:: Task directions ::
Search the data below for the word "basic" and copy each line that holds it.

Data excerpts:
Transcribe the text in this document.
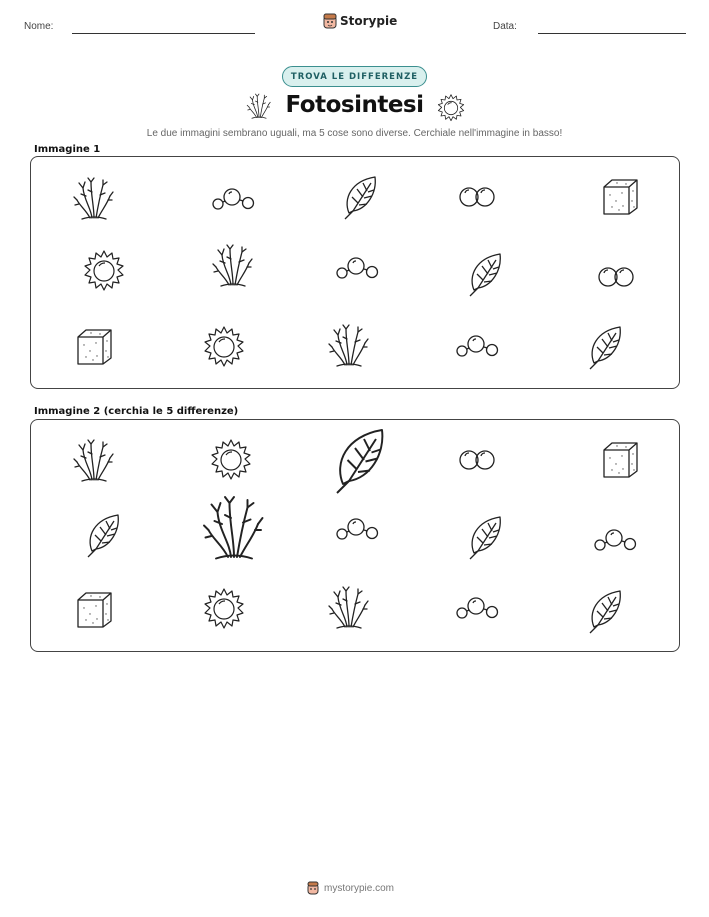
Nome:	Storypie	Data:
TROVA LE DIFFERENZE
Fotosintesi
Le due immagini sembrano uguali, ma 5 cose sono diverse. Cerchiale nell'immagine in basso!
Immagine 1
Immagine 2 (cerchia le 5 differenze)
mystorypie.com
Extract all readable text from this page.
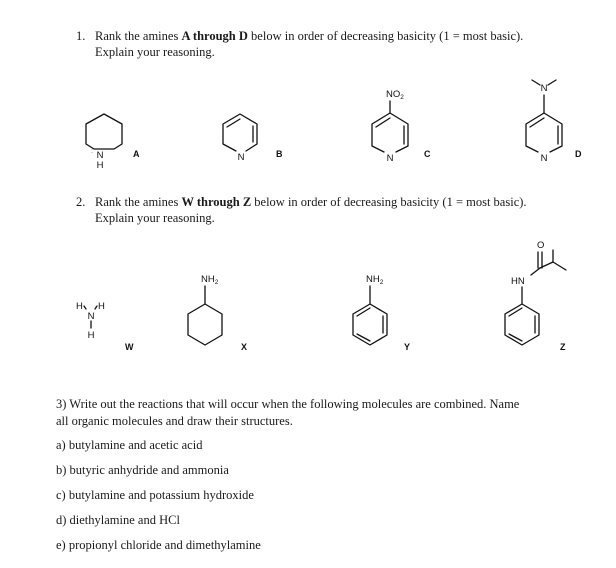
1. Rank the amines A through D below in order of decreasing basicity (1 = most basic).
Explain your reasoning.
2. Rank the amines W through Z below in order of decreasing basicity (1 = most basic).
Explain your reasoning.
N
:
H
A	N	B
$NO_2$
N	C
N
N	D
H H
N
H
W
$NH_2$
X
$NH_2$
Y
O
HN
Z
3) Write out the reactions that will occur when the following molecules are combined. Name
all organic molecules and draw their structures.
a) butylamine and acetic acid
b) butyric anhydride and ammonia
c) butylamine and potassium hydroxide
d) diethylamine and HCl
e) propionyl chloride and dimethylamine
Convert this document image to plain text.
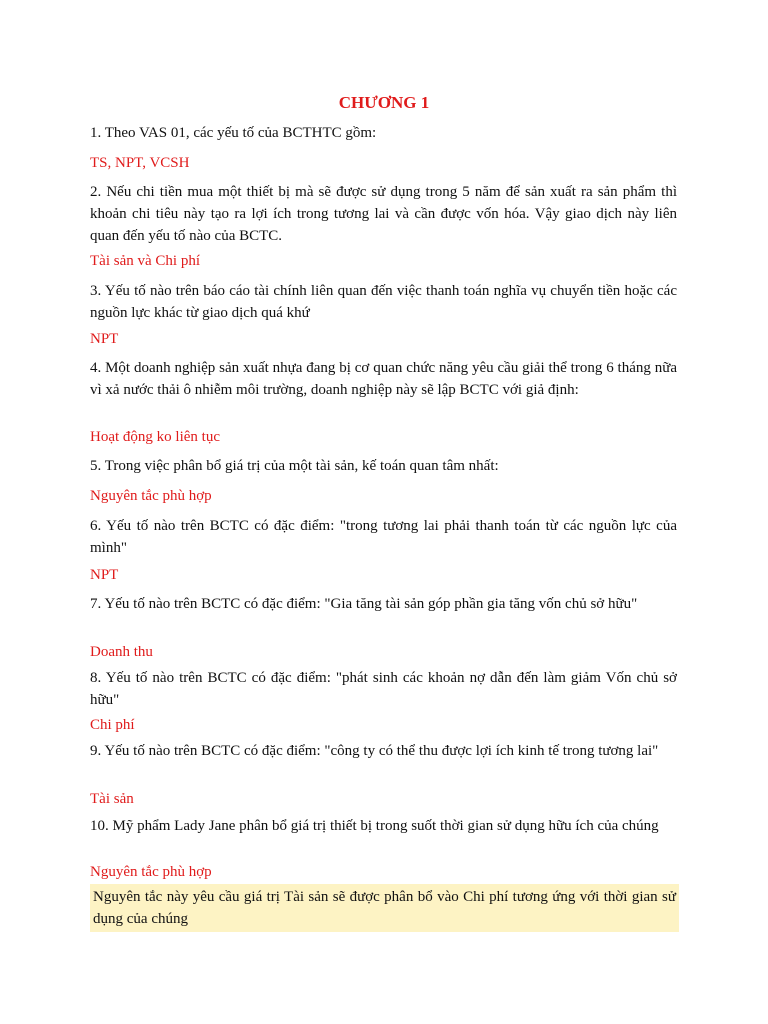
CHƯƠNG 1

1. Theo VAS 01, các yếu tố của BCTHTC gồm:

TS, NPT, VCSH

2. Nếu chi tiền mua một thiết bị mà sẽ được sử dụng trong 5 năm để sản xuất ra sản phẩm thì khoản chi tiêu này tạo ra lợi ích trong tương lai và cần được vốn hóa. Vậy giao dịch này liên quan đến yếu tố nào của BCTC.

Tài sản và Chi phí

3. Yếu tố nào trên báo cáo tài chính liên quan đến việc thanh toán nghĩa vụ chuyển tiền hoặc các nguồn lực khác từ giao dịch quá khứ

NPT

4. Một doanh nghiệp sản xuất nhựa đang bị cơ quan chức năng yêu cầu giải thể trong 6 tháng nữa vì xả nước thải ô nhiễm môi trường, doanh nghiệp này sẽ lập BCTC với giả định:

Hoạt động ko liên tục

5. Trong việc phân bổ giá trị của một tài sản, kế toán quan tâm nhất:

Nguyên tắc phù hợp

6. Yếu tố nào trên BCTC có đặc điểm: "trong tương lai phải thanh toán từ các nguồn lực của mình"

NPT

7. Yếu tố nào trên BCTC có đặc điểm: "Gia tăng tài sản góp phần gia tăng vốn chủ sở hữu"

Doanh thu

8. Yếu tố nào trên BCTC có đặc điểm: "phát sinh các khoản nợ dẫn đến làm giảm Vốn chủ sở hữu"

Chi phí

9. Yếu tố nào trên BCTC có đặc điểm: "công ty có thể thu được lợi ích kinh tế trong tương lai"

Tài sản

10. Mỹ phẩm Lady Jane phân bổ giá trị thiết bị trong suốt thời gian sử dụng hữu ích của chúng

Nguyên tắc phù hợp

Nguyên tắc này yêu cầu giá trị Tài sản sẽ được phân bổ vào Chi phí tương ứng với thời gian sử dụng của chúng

:: Written answer ::
1. Rank the amines A through D below in order of decreasing basicity (1 = most basic).
2. Rank the amines W through Z below in order of decreasing basicity (1 = most basic).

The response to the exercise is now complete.